▶ **Record list**
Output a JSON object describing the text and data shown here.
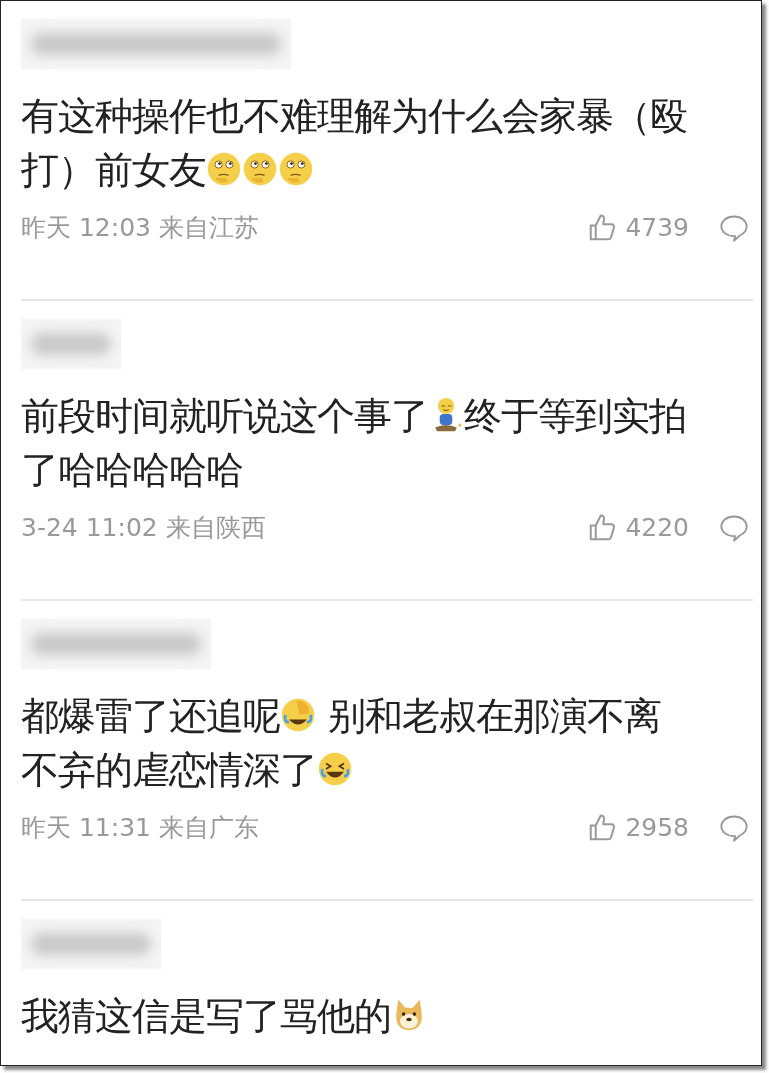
{
  "comments": [
    {
      "content": [
        {
          "kind": "text",
          "text": "有这种操作也不难理解为什么会家暴（殴"
        },
        {
          "kind": "text",
          "text": "打）前女友"
        },
        {
          "kind": "thinking_emoji"
        },
        {
          "kind": "thinking_emoji"
        },
        {
          "kind": "thinking_emoji"
        }
      ],
      "time": "昨天 12:03 来自江苏",
      "likes": "4739"
    },
    {
      "content": [
        {
          "kind": "text",
          "text": "前段时间就听说这个事了"
        },
        {
          "kind": "sitting_emoji"
        },
        {
          "kind": "text",
          "text": "终于等到实拍"
        },
        {
          "kind": "text",
          "text": "了哈哈哈哈哈"
        }
      ],
      "time": "3-24 11:02 来自陕西",
      "likes": "4220"
    },
    {
      "content": [
        {
          "kind": "text",
          "text": "都爆雷了还追呢"
        },
        {
          "kind": "facepalm_emoji"
        },
        {
          "kind": "text",
          "text": "别和老叔在那演不离"
        },
        {
          "kind": "text",
          "text": "不弃的虐恋情深了"
        },
        {
          "kind": "laugh_emoji"
        }
      ],
      "time": "昨天 11:31 来自广东",
      "likes": "2958"
    },
    {
      "content": [
        {
          "kind": "text",
          "text": "我猜这信是写了骂他的"
        },
        {
          "kind": "doge_emoji"
        }
      ]
    }
  ]
}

▶ **Given task**
Exclude the pictures and transcribe all of the entries exactly.

▶ **Exercise solution**
Output a JSON object describing the text and data shown here.
{
  "comments": [
    {
      "content": [
        {
          "kind": "text",
          "text": "有这种操作也不难理解为什么会家暴（殴"
        },
        {
          "kind": "text",
          "text": "打）前女友"
        },
        {
          "kind": "thinking_emoji"
        },
        {
          "kind": "thinking_emoji"
        },
        {
          "kind": "thinking_emoji"
        }
      ],
      "time": "昨天 12:03 来自江苏",
      "likes": "4739"
    },
    {
      "content": [
        {
          "kind": "text",
          "text": "前段时间就听说这个事了"
        },
        {
          "kind": "sitting_emoji"
        },
        {
          "kind": "text",
          "text": "终于等到实拍"
        },
        {
          "kind": "text",
          "text": "了哈哈哈哈哈"
        }
      ],
      "time": "3-24 11:02 来自陕西",
      "likes": "4220"
    },
    {
      "content": [
        {
          "kind": "text",
          "text": "都爆雷了还追呢"
        },
        {
          "kind": "facepalm_emoji"
        },
        {
          "kind": "text",
          "text": "别和老叔在那演不离"
        },
        {
          "kind": "text",
          "text": "不弃的虐恋情深了"
        },
        {
          "kind": "laugh_emoji"
        }
      ],
      "time": "昨天 11:31 来自广东",
      "likes": "2958"
    },
    {
      "content": [
        {
          "kind": "text",
          "text": "我猜这信是写了骂他的"
        },
        {
          "kind": "doge_emoji"
        }
      ]
    }
  ]
}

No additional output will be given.